■ Extracts from a graphics dataset ■
** Start **
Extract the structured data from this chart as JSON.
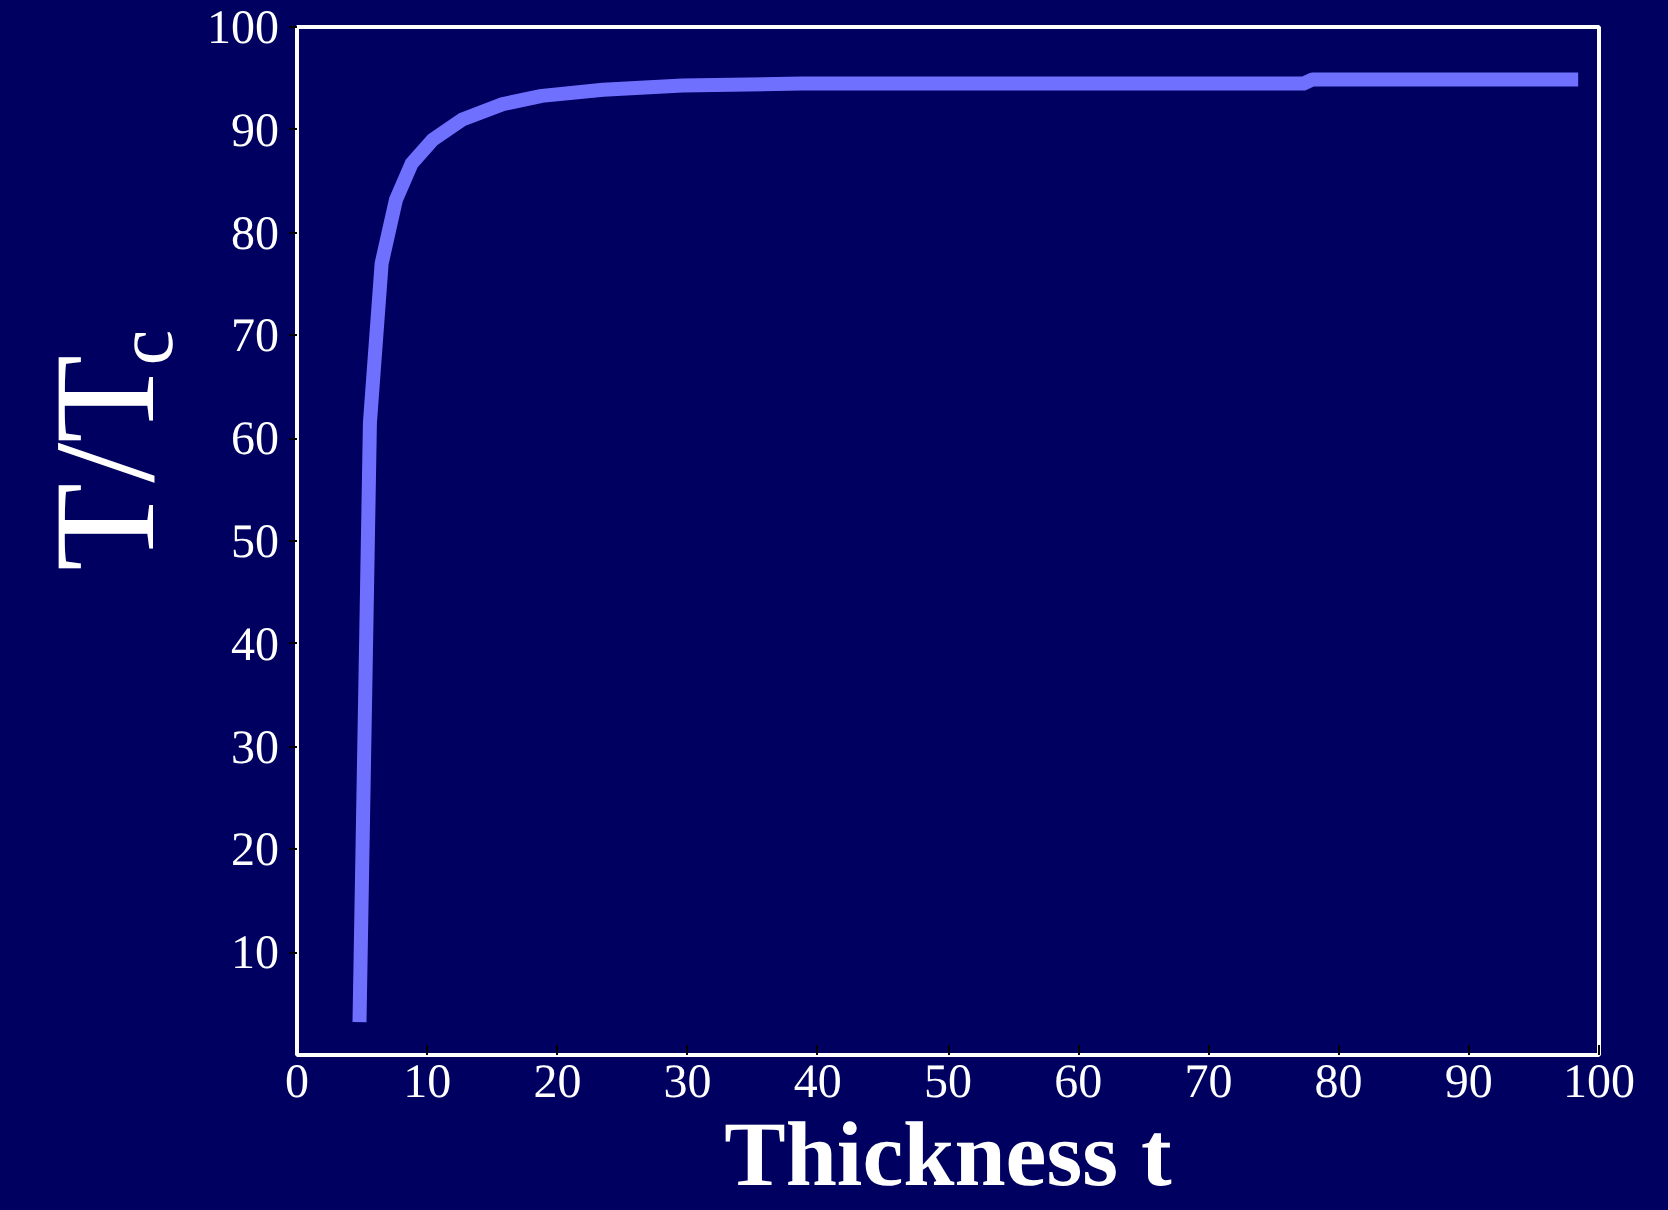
{
  "chart_data": {
    "type": "line",
    "xlabel": "Thickness t",
    "ylabel": "T/T$_{c}$",
    "x": [
      4.8,
      5.6,
      6.5,
      7.6,
      8.8,
      10.4,
      12.7,
      15.8,
      18.8,
      23.5,
      29.6,
      38.8,
      77.3,
      78,
      98.4
    ],
    "series": [
      {
        "color": "#7070ff",
        "values": [
          3.2,
          61.5,
          77,
          83.2,
          86.7,
          89,
          91,
          92.5,
          93.3,
          93.9,
          94.3,
          94.5,
          94.5,
          94.9,
          94.9
        ]
      }
    ],
    "xlim": [
      0,
      100
    ],
    "ylim": [
      0,
      100
    ],
    "xticks": [
      0,
      10,
      20,
      30,
      40,
      50,
      60,
      70,
      80,
      90,
      100
    ],
    "yticks": [
      10,
      20,
      30,
      40,
      50,
      60,
      70,
      80,
      90,
      100
    ],
    "grid": false,
    "marker": "none",
    "line_style": "solid"
  }
}
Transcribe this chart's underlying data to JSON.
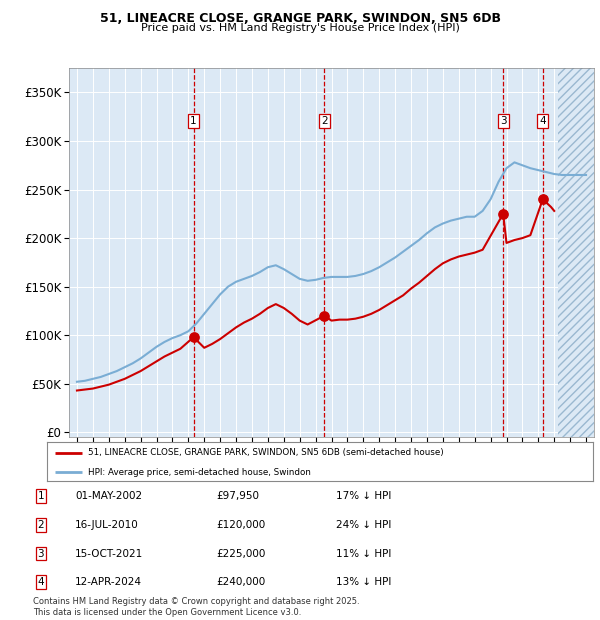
{
  "title1": "51, LINEACRE CLOSE, GRANGE PARK, SWINDON, SN5 6DB",
  "title2": "Price paid vs. HM Land Registry's House Price Index (HPI)",
  "yticks": [
    0,
    50000,
    100000,
    150000,
    200000,
    250000,
    300000,
    350000
  ],
  "ytick_labels": [
    "£0",
    "£50K",
    "£100K",
    "£150K",
    "£200K",
    "£250K",
    "£300K",
    "£350K"
  ],
  "xlim_start": 1994.5,
  "xlim_end": 2027.5,
  "ylim_min": -5000,
  "ylim_max": 375000,
  "plot_bg_color": "#dce9f5",
  "future_start": 2025.25,
  "sale_dates": [
    2002.33,
    2010.54,
    2021.79,
    2024.28
  ],
  "sale_prices": [
    97950,
    120000,
    225000,
    240000
  ],
  "sale_labels": [
    "1",
    "2",
    "3",
    "4"
  ],
  "vline_color": "#cc0000",
  "sale_marker_color": "#cc0000",
  "legend_label_red": "51, LINEACRE CLOSE, GRANGE PARK, SWINDON, SN5 6DB (semi-detached house)",
  "legend_label_blue": "HPI: Average price, semi-detached house, Swindon",
  "table_data": [
    [
      "1",
      "01-MAY-2002",
      "£97,950",
      "17% ↓ HPI"
    ],
    [
      "2",
      "16-JUL-2010",
      "£120,000",
      "24% ↓ HPI"
    ],
    [
      "3",
      "15-OCT-2021",
      "£225,000",
      "11% ↓ HPI"
    ],
    [
      "4",
      "12-APR-2024",
      "£240,000",
      "13% ↓ HPI"
    ]
  ],
  "footnote": "Contains HM Land Registry data © Crown copyright and database right 2025.\nThis data is licensed under the Open Government Licence v3.0.",
  "red_line_color": "#cc0000",
  "blue_line_color": "#7aadd4",
  "hpi_years": [
    1995,
    1995.5,
    1996,
    1996.5,
    1997,
    1997.5,
    1998,
    1998.5,
    1999,
    1999.5,
    2000,
    2000.5,
    2001,
    2001.5,
    2002,
    2002.5,
    2003,
    2003.5,
    2004,
    2004.5,
    2005,
    2005.5,
    2006,
    2006.5,
    2007,
    2007.5,
    2008,
    2008.5,
    2009,
    2009.5,
    2010,
    2010.5,
    2011,
    2011.5,
    2012,
    2012.5,
    2013,
    2013.5,
    2014,
    2014.5,
    2015,
    2015.5,
    2016,
    2016.5,
    2017,
    2017.5,
    2018,
    2018.5,
    2019,
    2019.5,
    2020,
    2020.5,
    2021,
    2021.5,
    2022,
    2022.5,
    2023,
    2023.5,
    2024,
    2024.5,
    2025,
    2025.5,
    2026,
    2026.5,
    2027
  ],
  "hpi_values": [
    52000,
    53000,
    55000,
    57000,
    60000,
    63000,
    67000,
    71000,
    76000,
    82000,
    88000,
    93000,
    97000,
    100000,
    104000,
    112000,
    122000,
    132000,
    142000,
    150000,
    155000,
    158000,
    161000,
    165000,
    170000,
    172000,
    168000,
    163000,
    158000,
    156000,
    157000,
    159000,
    160000,
    160000,
    160000,
    161000,
    163000,
    166000,
    170000,
    175000,
    180000,
    186000,
    192000,
    198000,
    205000,
    211000,
    215000,
    218000,
    220000,
    222000,
    222000,
    228000,
    240000,
    258000,
    272000,
    278000,
    275000,
    272000,
    270000,
    268000,
    266000,
    265000,
    265000,
    265000,
    265000
  ],
  "red_years": [
    1995,
    1995.5,
    1996,
    1996.5,
    1997,
    1997.5,
    1998,
    1998.5,
    1999,
    1999.5,
    2000,
    2000.5,
    2001,
    2001.5,
    2002.33,
    2003,
    2003.5,
    2004,
    2004.5,
    2005,
    2005.5,
    2006,
    2006.5,
    2007,
    2007.5,
    2008,
    2008.5,
    2009,
    2009.5,
    2010.54,
    2011,
    2011.5,
    2012,
    2012.5,
    2013,
    2013.5,
    2014,
    2014.5,
    2015,
    2015.5,
    2016,
    2016.5,
    2017,
    2017.5,
    2018,
    2018.5,
    2019,
    2019.5,
    2020,
    2020.5,
    2021.79,
    2022,
    2022.5,
    2023,
    2023.5,
    2024.28,
    2024.8,
    2025
  ],
  "red_values": [
    43000,
    44000,
    45000,
    47000,
    49000,
    52000,
    55000,
    59000,
    63000,
    68000,
    73000,
    78000,
    82000,
    86000,
    97950,
    87000,
    91000,
    96000,
    102000,
    108000,
    113000,
    117000,
    122000,
    128000,
    132000,
    128000,
    122000,
    115000,
    111000,
    120000,
    115000,
    116000,
    116000,
    117000,
    119000,
    122000,
    126000,
    131000,
    136000,
    141000,
    148000,
    154000,
    161000,
    168000,
    174000,
    178000,
    181000,
    183000,
    185000,
    188000,
    225000,
    195000,
    198000,
    200000,
    203000,
    240000,
    232000,
    228000
  ]
}
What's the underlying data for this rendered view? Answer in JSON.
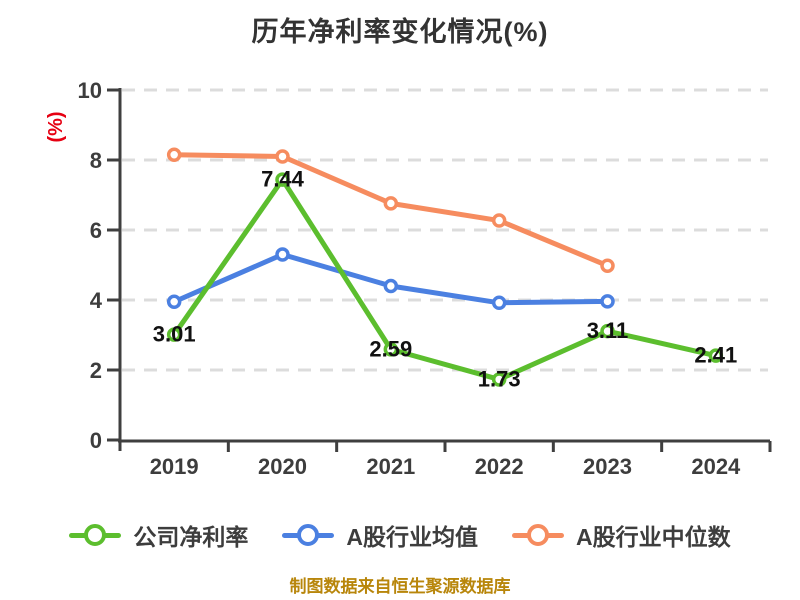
{
  "colors": {
    "company_series": "#5cbe2e",
    "industry_avg_series": "#4b80e1",
    "industry_median_series": "#f68c5f",
    "axis": "#3f3f3f",
    "grid": "#dcdcdc",
    "point_label": "#111111",
    "unit_label": "#e60012",
    "footer_text": "#b8860b",
    "title_text": "#333333"
  },
  "chart_data": {
    "type": "line",
    "title": "历年净利率变化情况(%)",
    "ylabel": "(%)",
    "categories": [
      "2019",
      "2020",
      "2021",
      "2022",
      "2023",
      "2024"
    ],
    "series": [
      {
        "name": "公司净利率",
        "color": "#5cbe2e",
        "show_point_labels": true,
        "values": [
          3.01,
          7.44,
          2.59,
          1.73,
          3.11,
          2.41
        ]
      },
      {
        "name": "A股行业均值",
        "color": "#4b80e1",
        "show_point_labels": false,
        "values": [
          3.95,
          5.3,
          4.4,
          3.92,
          3.96,
          null
        ]
      },
      {
        "name": "A股行业中位数",
        "color": "#f68c5f",
        "show_point_labels": false,
        "values": [
          8.15,
          8.1,
          6.76,
          6.27,
          4.98,
          null
        ]
      }
    ],
    "ylim": [
      0,
      10
    ],
    "yticks": [
      0,
      2,
      4,
      6,
      8,
      10
    ],
    "grid": "horizontal dashed",
    "legend_position": "bottom",
    "annotation": "制图数据来自恒生聚源数据库"
  }
}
** End **
■ Directive ■
Copy the listing over exactly, skipping the pictures it holds.

■ Answer to the exercise ■
Extract the structured data from this chart as JSON.
{
  "chart_data": {
    "type": "line",
    "xlabel": "Thickness t",
    "ylabel": "T/T$_{c}$",
    "x": [
      4.8,
      5.6,
      6.5,
      7.6,
      8.8,
      10.4,
      12.7,
      15.8,
      18.8,
      23.5,
      29.6,
      38.8,
      77.3,
      78,
      98.4
    ],
    "series": [
      {
        "color": "#7070ff",
        "values": [
          3.2,
          61.5,
          77,
          83.2,
          86.7,
          89,
          91,
          92.5,
          93.3,
          93.9,
          94.3,
          94.5,
          94.5,
          94.9,
          94.9
        ]
      }
    ],
    "xlim": [
      0,
      100
    ],
    "ylim": [
      0,
      100
    ],
    "xticks": [
      0,
      10,
      20,
      30,
      40,
      50,
      60,
      70,
      80,
      90,
      100
    ],
    "yticks": [
      10,
      20,
      30,
      40,
      50,
      60,
      70,
      80,
      90,
      100
    ],
    "grid": false,
    "marker": "none",
    "line_style": "solid"
  }
}
Transcribe this chart's underlying data to JSON.
{
  "title1": "51, LINEACRE CLOSE, GRANGE PARK, SWINDON, SN5 6DB",
  "title2": "Price paid vs. HM Land Registry's House Price Index (HPI)",
  "yticks": [
    0,
    50000,
    100000,
    150000,
    200000,
    250000,
    300000,
    350000
  ],
  "ytick_labels": [
    "£0",
    "£50K",
    "£100K",
    "£150K",
    "£200K",
    "£250K",
    "£300K",
    "£350K"
  ],
  "xlim_start": 1994.5,
  "xlim_end": 2027.5,
  "ylim_min": -5000,
  "ylim_max": 375000,
  "plot_bg_color": "#dce9f5",
  "future_start": 2025.25,
  "sale_dates": [
    2002.33,
    2010.54,
    2021.79,
    2024.28
  ],
  "sale_prices": [
    97950,
    120000,
    225000,
    240000
  ],
  "sale_labels": [
    "1",
    "2",
    "3",
    "4"
  ],
  "vline_color": "#cc0000",
  "sale_marker_color": "#cc0000",
  "legend_label_red": "51, LINEACRE CLOSE, GRANGE PARK, SWINDON, SN5 6DB (semi-detached house)",
  "legend_label_blue": "HPI: Average price, semi-detached house, Swindon",
  "table_data": [
    [
      "1",
      "01-MAY-2002",
      "£97,950",
      "17% ↓ HPI"
    ],
    [
      "2",
      "16-JUL-2010",
      "£120,000",
      "24% ↓ HPI"
    ],
    [
      "3",
      "15-OCT-2021",
      "£225,000",
      "11% ↓ HPI"
    ],
    [
      "4",
      "12-APR-2024",
      "£240,000",
      "13% ↓ HPI"
    ]
  ],
  "footnote": "Contains HM Land Registry data © Crown copyright and database right 2025.\nThis data is licensed under the Open Government Licence v3.0.",
  "red_line_color": "#cc0000",
  "blue_line_color": "#7aadd4",
  "hpi_years": [
    1995,
    1995.5,
    1996,
    1996.5,
    1997,
    1997.5,
    1998,
    1998.5,
    1999,
    1999.5,
    2000,
    2000.5,
    2001,
    2001.5,
    2002,
    2002.5,
    2003,
    2003.5,
    2004,
    2004.5,
    2005,
    2005.5,
    2006,
    2006.5,
    2007,
    2007.5,
    2008,
    2008.5,
    2009,
    2009.5,
    2010,
    2010.5,
    2011,
    2011.5,
    2012,
    2012.5,
    2013,
    2013.5,
    2014,
    2014.5,
    2015,
    2015.5,
    2016,
    2016.5,
    2017,
    2017.5,
    2018,
    2018.5,
    2019,
    2019.5,
    2020,
    2020.5,
    2021,
    2021.5,
    2022,
    2022.5,
    2023,
    2023.5,
    2024,
    2024.5,
    2025,
    2025.5,
    2026,
    2026.5,
    2027
  ],
  "hpi_values": [
    52000,
    53000,
    55000,
    57000,
    60000,
    63000,
    67000,
    71000,
    76000,
    82000,
    88000,
    93000,
    97000,
    100000,
    104000,
    112000,
    122000,
    132000,
    142000,
    150000,
    155000,
    158000,
    161000,
    165000,
    170000,
    172000,
    168000,
    163000,
    158000,
    156000,
    157000,
    159000,
    160000,
    160000,
    160000,
    161000,
    163000,
    166000,
    170000,
    175000,
    180000,
    186000,
    192000,
    198000,
    205000,
    211000,
    215000,
    218000,
    220000,
    222000,
    222000,
    228000,
    240000,
    258000,
    272000,
    278000,
    275000,
    272000,
    270000,
    268000,
    266000,
    265000,
    265000,
    265000,
    265000
  ],
  "red_years": [
    1995,
    1995.5,
    1996,
    1996.5,
    1997,
    1997.5,
    1998,
    1998.5,
    1999,
    1999.5,
    2000,
    2000.5,
    2001,
    2001.5,
    2002.33,
    2003,
    2003.5,
    2004,
    2004.5,
    2005,
    2005.5,
    2006,
    2006.5,
    2007,
    2007.5,
    2008,
    2008.5,
    2009,
    2009.5,
    2010.54,
    2011,
    2011.5,
    2012,
    2012.5,
    2013,
    2013.5,
    2014,
    2014.5,
    2015,
    2015.5,
    2016,
    2016.5,
    2017,
    2017.5,
    2018,
    2018.5,
    2019,
    2019.5,
    2020,
    2020.5,
    2021.79,
    2022,
    2022.5,
    2023,
    2023.5,
    2024.28,
    2024.8,
    2025
  ],
  "red_values": [
    43000,
    44000,
    45000,
    47000,
    49000,
    52000,
    55000,
    59000,
    63000,
    68000,
    73000,
    78000,
    82000,
    86000,
    97950,
    87000,
    91000,
    96000,
    102000,
    108000,
    113000,
    117000,
    122000,
    128000,
    132000,
    128000,
    122000,
    115000,
    111000,
    120000,
    115000,
    116000,
    116000,
    117000,
    119000,
    122000,
    126000,
    131000,
    136000,
    141000,
    148000,
    154000,
    161000,
    168000,
    174000,
    178000,
    181000,
    183000,
    185000,
    188000,
    225000,
    195000,
    198000,
    200000,
    203000,
    240000,
    232000,
    228000
  ]
}
What's the underlying data for this rendered view? Answer in JSON.
{
  "colors": {
    "company_series": "#5cbe2e",
    "industry_avg_series": "#4b80e1",
    "industry_median_series": "#f68c5f",
    "axis": "#3f3f3f",
    "grid": "#dcdcdc",
    "point_label": "#111111",
    "unit_label": "#e60012",
    "footer_text": "#b8860b",
    "title_text": "#333333"
  },
  "chart_data": {
    "type": "line",
    "title": "历年净利率变化情况(%)",
    "ylabel": "(%)",
    "categories": [
      "2019",
      "2020",
      "2021",
      "2022",
      "2023",
      "2024"
    ],
    "series": [
      {
        "name": "公司净利率",
        "color": "#5cbe2e",
        "show_point_labels": true,
        "values": [
          3.01,
          7.44,
          2.59,
          1.73,
          3.11,
          2.41
        ]
      },
      {
        "name": "A股行业均值",
        "color": "#4b80e1",
        "show_point_labels": false,
        "values": [
          3.95,
          5.3,
          4.4,
          3.92,
          3.96,
          null
        ]
      },
      {
        "name": "A股行业中位数",
        "color": "#f68c5f",
        "show_point_labels": false,
        "values": [
          8.15,
          8.1,
          6.76,
          6.27,
          4.98,
          null
        ]
      }
    ],
    "ylim": [
      0,
      10
    ],
    "yticks": [
      0,
      2,
      4,
      6,
      8,
      10
    ],
    "grid": "horizontal dashed",
    "legend_position": "bottom",
    "annotation": "制图数据来自恒生聚源数据库"
  }
}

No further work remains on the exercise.